• **Task details**
Retype each line of the material exactly, please, skipping any picture in it.

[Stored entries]
━━━━━━━━━━━━━━━━
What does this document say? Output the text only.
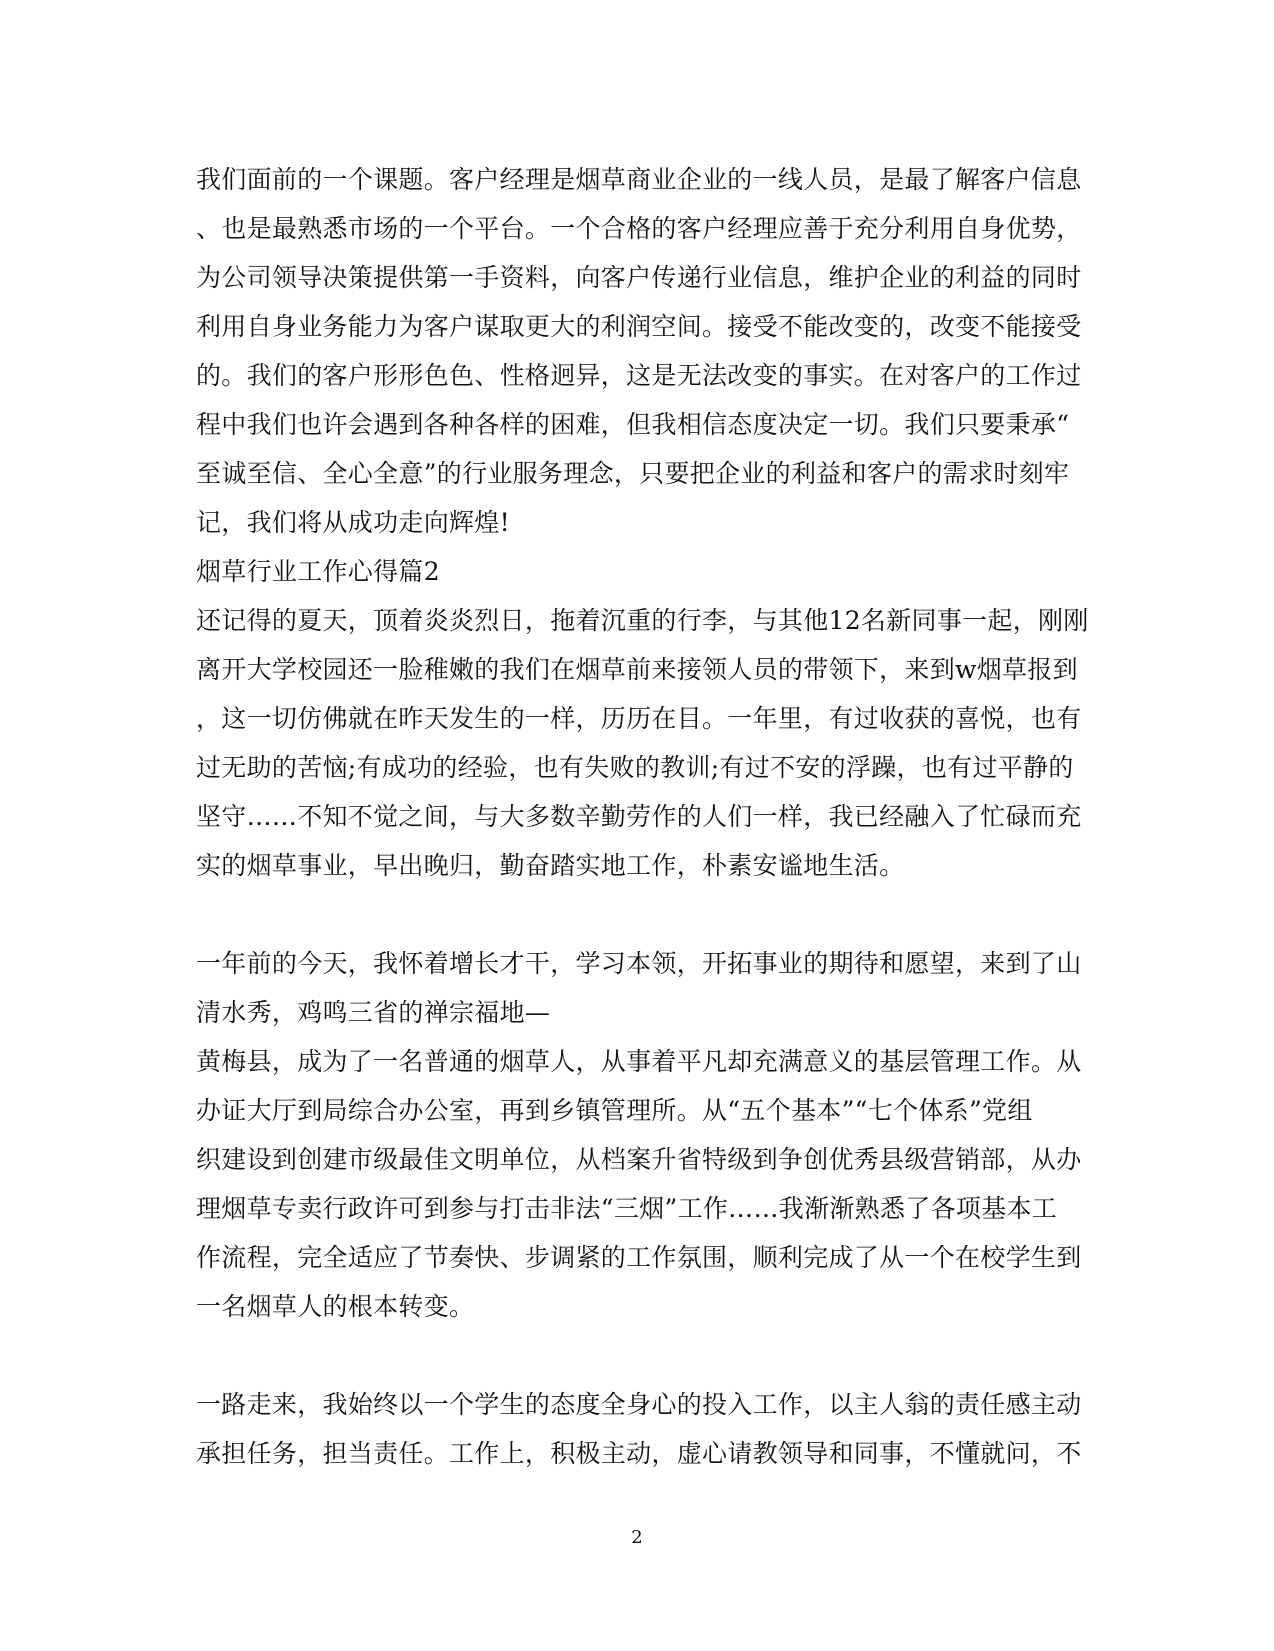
我们面前的一个课题。客户经理是烟草商业企业的一线人员，是最了解客户信息
、也是最熟悉市场的一个平台。一个合格的客户经理应善于充分利用自身优势，
为公司领导决策提供第一手资料，向客户传递行业信息，维护企业的利益的同时
利用自身业务能力为客户谋取更大的利润空间。接受不能改变的，改变不能接受
的。我们的客户形形色色、性格迥异，这是无法改变的事实。在对客户的工作过
程中我们也许会遇到各种各样的困难，但我相信态度决定一切。我们只要秉承“
至诚至信、全心全意”的行业服务理念，只要把企业的利益和客户的需求时刻牢
记，我们将从成功走向辉煌!
烟草行业工作心得篇2
还记得的夏天，顶着炎炎烈日，拖着沉重的行李，与其他12名新同事一起，刚刚
离开大学校园还一脸稚嫩的我们在烟草前来接领人员的带领下，来到w烟草报到
，这一切仿佛就在昨天发生的一样，历历在目。一年里，有过收获的喜悦，也有
过无助的苦恼;有成功的经验，也有失败的教训;有过不安的浮躁，也有过平静的
坚守……不知不觉之间，与大多数辛勤劳作的人们一样，我已经融入了忙碌而充
实的烟草事业，早出晚归，勤奋踏实地工作，朴素安谧地生活。
一年前的今天，我怀着增长才干，学习本领，开拓事业的期待和愿望，来到了山
清水秀，鸡鸣三省的禅宗福地—
黄梅县，成为了一名普通的烟草人，从事着平凡却充满意义的基层管理工作。从
办证大厅到局综合办公室，再到乡镇管理所。从“五个基本”“七个体系”党组
织建设到创建市级最佳文明单位，从档案升省特级到争创优秀县级营销部，从办
理烟草专卖行政许可到参与打击非法“三烟”工作……我渐渐熟悉了各项基本工
作流程，完全适应了节奏快、步调紧的工作氛围，顺利完成了从一个在校学生到
一名烟草人的根本转变。
一路走来，我始终以一个学生的态度全身心的投入工作，以主人翁的责任感主动
承担任务，担当责任。工作上，积极主动，虚心请教领导和同事，不懂就问，不
2
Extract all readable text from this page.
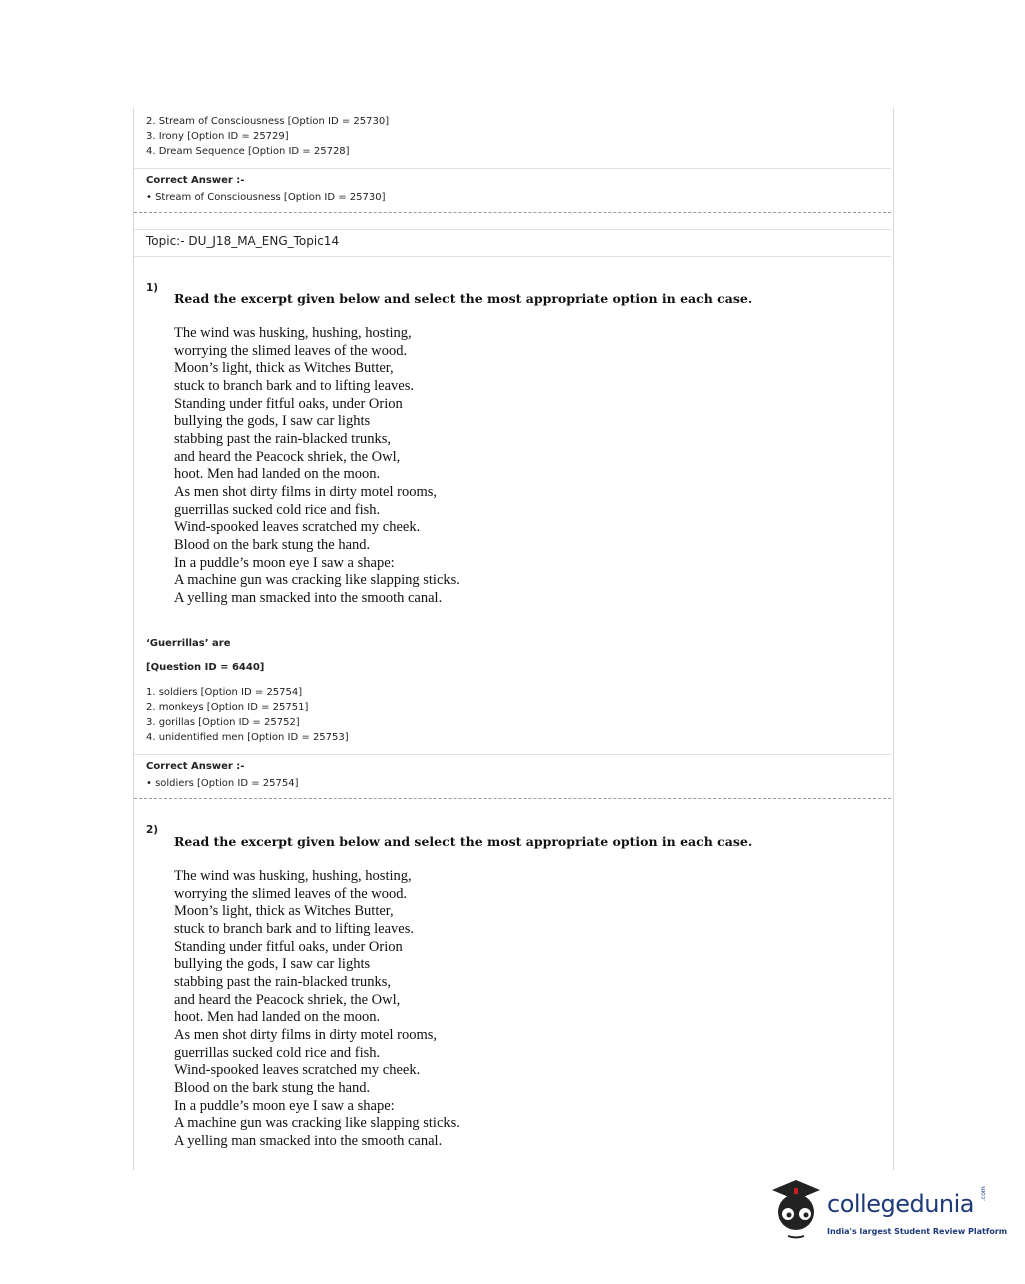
2. Stream of Consciousness [Option ID = 25730]
3. Irony [Option ID = 25729]
4. Dream Sequence [Option ID = 25728]
Correct Answer :-
• Stream of Consciousness [Option ID = 25730]
Topic:- DU_J18_MA_ENG_Topic14
1)
Read the excerpt given below and select the most appropriate option in each case.
The wind was husking, hushing, hosting,
worrying the slimed leaves of the wood.
Moon’s light, thick as Witches Butter,
stuck to branch bark and to lifting leaves.
Standing under fitful oaks, under Orion
bullying the gods, I saw car lights
stabbing past the rain-blacked trunks,
and heard the Peacock shriek, the Owl,
hoot. Men had landed on the moon.
As men shot dirty films in dirty motel rooms,
guerrillas sucked cold rice and fish.
Wind-spooked leaves scratched my cheek.
Blood on the bark stung the hand.
In a puddle’s moon eye I saw a shape:
A machine gun was cracking like slapping sticks.
A yelling man smacked into the smooth canal.
‘Guerrillas’ are
[Question ID = 6440]
1. soldiers [Option ID = 25754]
2. monkeys [Option ID = 25751]
3. gorillas [Option ID = 25752]
4. unidentified men [Option ID = 25753]
Correct Answer :-
• soldiers [Option ID = 25754]
2)
Read the excerpt given below and select the most appropriate option in each case.
The wind was husking, hushing, hosting,
worrying the slimed leaves of the wood.
Moon’s light, thick as Witches Butter,
stuck to branch bark and to lifting leaves.
Standing under fitful oaks, under Orion
bullying the gods, I saw car lights
stabbing past the rain-blacked trunks,
and heard the Peacock shriek, the Owl,
hoot. Men had landed on the moon.
As men shot dirty films in dirty motel rooms,
guerrillas sucked cold rice and fish.
Wind-spooked leaves scratched my cheek.
Blood on the bark stung the hand.
In a puddle’s moon eye I saw a shape:
A machine gun was cracking like slapping sticks.
A yelling man smacked into the smooth canal.
collegedunia .com
India's largest Student Review Platform
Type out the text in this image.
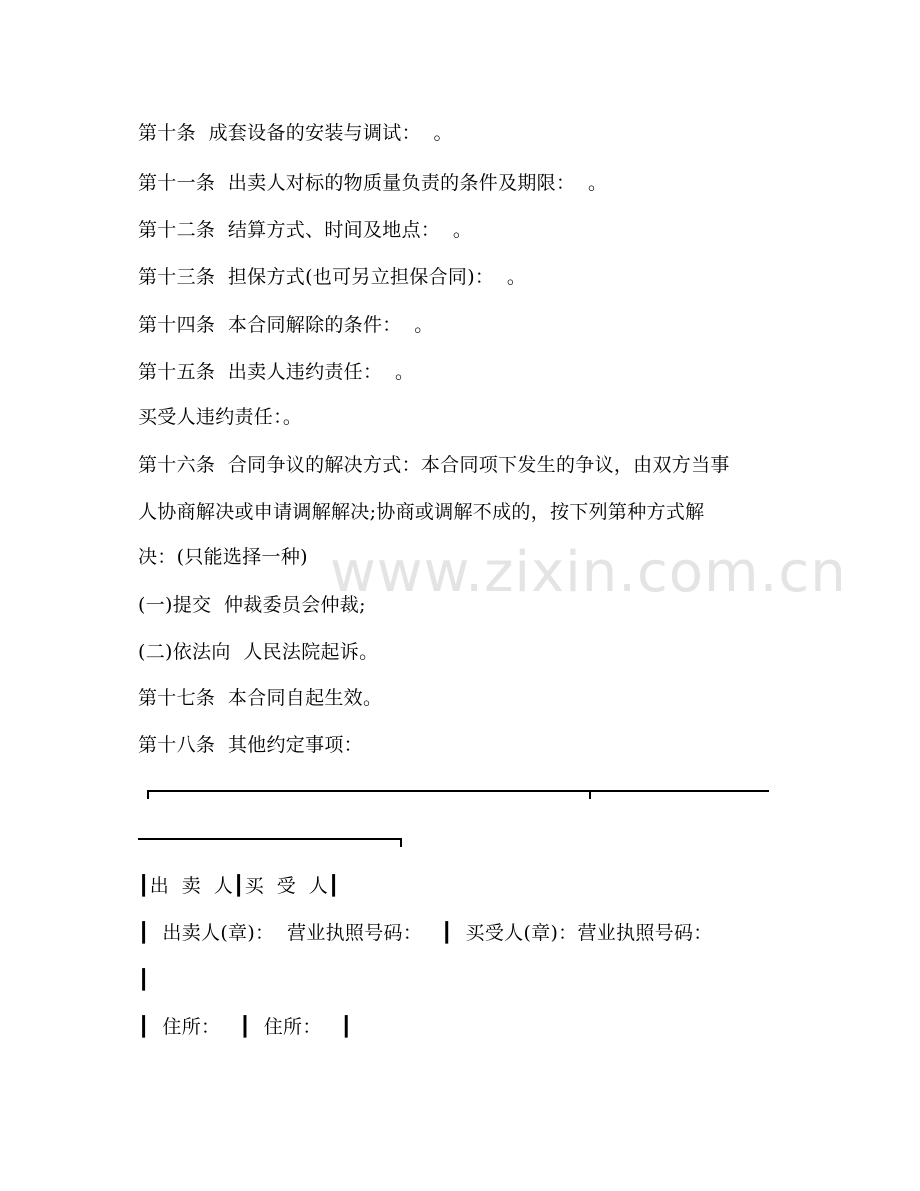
www.zixin.com.cn
第十条  成套设备的安装与调试：  。
第十一条  出卖人对标的物质量负责的条件及期限：  。
第十二条  结算方式、时间及地点：  。
第十三条  担保方式(也可另立担保合同)：  。
第十四条  本合同解除的条件：  。
第十五条  出卖人违约责任：  。
买受人违约责任：。
第十六条  合同争议的解决方式：本合同项下发生的争议，由双方当事
人协商解决或申请调解解决;协商或调解不成的，按下列第种方式解
决：(只能选择一种)
(一)提交  仲裁委员会仲裁;
(二)依法向  人民法院起诉。
第十七条  本合同自起生效。
第十八条  其他约定事项：
┃出  卖  人┃买  受  人┃
┃  出卖人(章)：  营业执照号码：   ┃  买受人(章)：营业执照号码：
┃
┃  住所：   ┃  住所：   ┃
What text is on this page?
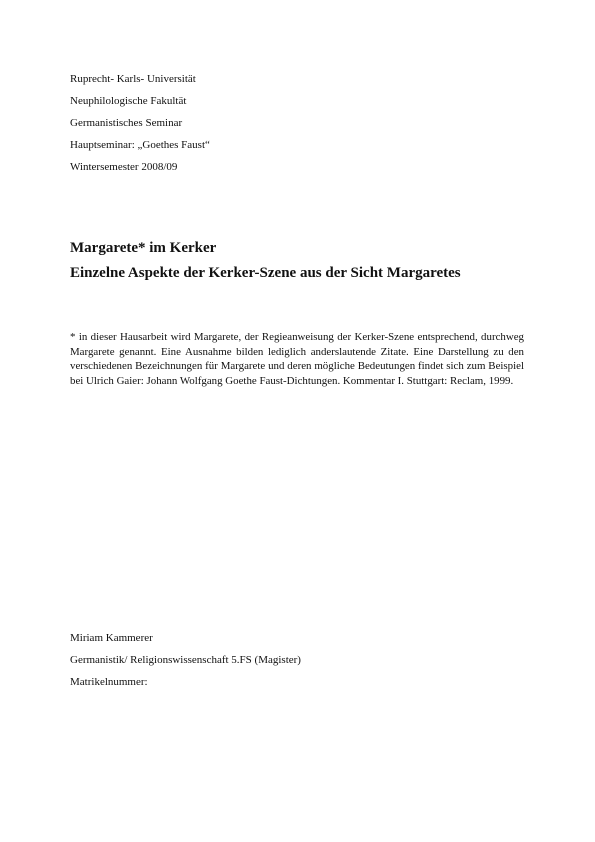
Ruprecht- Karls- Universität
Neuphilologische Fakultät
Germanistisches Seminar
Hauptseminar: „Goethes Faust“
Wintersemester 2008/09
Margarete* im Kerker
Einzelne Aspekte der Kerker-Szene aus der Sicht Margaretes
* in dieser Hausarbeit wird Margarete, der Regieanweisung der Kerker-Szene entsprechend, durchweg Margarete genannt. Eine Ausnahme bilden lediglich anderslautende Zitate. Eine Darstellung zu den verschiedenen Bezeichnungen für Margarete und deren mögliche Bedeutungen findet sich zum Beispiel bei Ulrich Gaier: Johann Wolfgang Goethe Faust-Dichtungen. Kommentar I. Stuttgart: Reclam, 1999.
Miriam Kammerer
Germanistik/ Religionswissenschaft 5.FS (Magister)
Matrikelnummer:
━━━━━━━━━━━━━━━━
• **Exercise response**
What does this document say? Output the text only.
我们面前的一个课题。客户经理是烟草商业企业的一线人员，是最了解客户信息
、也是最熟悉市场的一个平台。一个合格的客户经理应善于充分利用自身优势，
为公司领导决策提供第一手资料，向客户传递行业信息，维护企业的利益的同时
利用自身业务能力为客户谋取更大的利润空间。接受不能改变的，改变不能接受
的。我们的客户形形色色、性格迥异，这是无法改变的事实。在对客户的工作过
程中我们也许会遇到各种各样的困难，但我相信态度决定一切。我们只要秉承“
至诚至信、全心全意”的行业服务理念，只要把企业的利益和客户的需求时刻牢
记，我们将从成功走向辉煌!
烟草行业工作心得篇2
还记得的夏天，顶着炎炎烈日，拖着沉重的行李，与其他12名新同事一起，刚刚
离开大学校园还一脸稚嫩的我们在烟草前来接领人员的带领下，来到w烟草报到
，这一切仿佛就在昨天发生的一样，历历在目。一年里，有过收获的喜悦，也有
过无助的苦恼;有成功的经验，也有失败的教训;有过不安的浮躁，也有过平静的
坚守……不知不觉之间，与大多数辛勤劳作的人们一样，我已经融入了忙碌而充
实的烟草事业，早出晚归，勤奋踏实地工作，朴素安谧地生活。
一年前的今天，我怀着增长才干，学习本领，开拓事业的期待和愿望，来到了山
清水秀，鸡鸣三省的禅宗福地—
黄梅县，成为了一名普通的烟草人，从事着平凡却充满意义的基层管理工作。从
办证大厅到局综合办公室，再到乡镇管理所。从“五个基本”“七个体系”党组
织建设到创建市级最佳文明单位，从档案升省特级到争创优秀县级营销部，从办
理烟草专卖行政许可到参与打击非法“三烟”工作……我渐渐熟悉了各项基本工
作流程，完全适应了节奏快、步调紧的工作氛围，顺利完成了从一个在校学生到
一名烟草人的根本转变。
一路走来，我始终以一个学生的态度全身心的投入工作，以主人翁的责任感主动
承担任务，担当责任。工作上，积极主动，虚心请教领导和同事，不懂就问，不
2
Extract all readable text from this page.
2. Stream of Consciousness [Option ID = 25730]
3. Irony [Option ID = 25729]
4. Dream Sequence [Option ID = 25728]
Correct Answer :-
• Stream of Consciousness [Option ID = 25730]
Topic:- DU_J18_MA_ENG_Topic14
1)
Read the excerpt given below and select the most appropriate option in each case.
The wind was husking, hushing, hosting,
worrying the slimed leaves of the wood.
Moon’s light, thick as Witches Butter,
stuck to branch bark and to lifting leaves.
Standing under fitful oaks, under Orion
bullying the gods, I saw car lights
stabbing past the rain-blacked trunks,
and heard the Peacock shriek, the Owl,
hoot. Men had landed on the moon.
As men shot dirty films in dirty motel rooms,
guerrillas sucked cold rice and fish.
Wind-spooked leaves scratched my cheek.
Blood on the bark stung the hand.
In a puddle’s moon eye I saw a shape:
A machine gun was cracking like slapping sticks.
A yelling man smacked into the smooth canal.
‘Guerrillas’ are
[Question ID = 6440]
1. soldiers [Option ID = 25754]
2. monkeys [Option ID = 25751]
3. gorillas [Option ID = 25752]
4. unidentified men [Option ID = 25753]
Correct Answer :-
• soldiers [Option ID = 25754]
2)
Read the excerpt given below and select the most appropriate option in each case.
The wind was husking, hushing, hosting,
worrying the slimed leaves of the wood.
Moon’s light, thick as Witches Butter,
stuck to branch bark and to lifting leaves.
Standing under fitful oaks, under Orion
bullying the gods, I saw car lights
stabbing past the rain-blacked trunks,
and heard the Peacock shriek, the Owl,
hoot. Men had landed on the moon.
As men shot dirty films in dirty motel rooms,
guerrillas sucked cold rice and fish.
Wind-spooked leaves scratched my cheek.
Blood on the bark stung the hand.
In a puddle’s moon eye I saw a shape:
A machine gun was cracking like slapping sticks.
A yelling man smacked into the smooth canal.
collegedunia .com
India's largest Student Review Platform
Type out the text in this image.
www.zixin.com.cn
第十条  成套设备的安装与调试：  。
第十一条  出卖人对标的物质量负责的条件及期限：  。
第十二条  结算方式、时间及地点：  。
第十三条  担保方式(也可另立担保合同)：  。
第十四条  本合同解除的条件：  。
第十五条  出卖人违约责任：  。
买受人违约责任：。
第十六条  合同争议的解决方式：本合同项下发生的争议，由双方当事
人协商解决或申请调解解决;协商或调解不成的，按下列第种方式解
决：(只能选择一种)
(一)提交  仲裁委员会仲裁;
(二)依法向  人民法院起诉。
第十七条  本合同自起生效。
第十八条  其他约定事项：
┃出  卖  人┃买  受  人┃
┃  出卖人(章)：  营业执照号码：   ┃  买受人(章)：营业执照号码：
┃
┃  住所：   ┃  住所：   ┃
What text is on this page?
Ruprecht- Karls- Universität
Neuphilologische Fakultät
Germanistisches Seminar
Hauptseminar: „Goethes Faust“
Wintersemester 2008/09
Margarete* im Kerker
Einzelne Aspekte der Kerker-Szene aus der Sicht Margaretes
* in dieser Hausarbeit wird Margarete, der Regieanweisung der Kerker-Szene entsprechend, durchweg Margarete genannt. Eine Ausnahme bilden lediglich anderslautende Zitate. Eine Darstellung zu den verschiedenen Bezeichnungen für Margarete und deren mögliche Bedeutungen findet sich zum Beispiel bei Ulrich Gaier: Johann Wolfgang Goethe Faust-Dichtungen. Kommentar I. Stuttgart: Reclam, 1999.
Miriam Kammerer
Germanistik/ Religionswissenschaft 5.FS (Magister)
Matrikelnummer:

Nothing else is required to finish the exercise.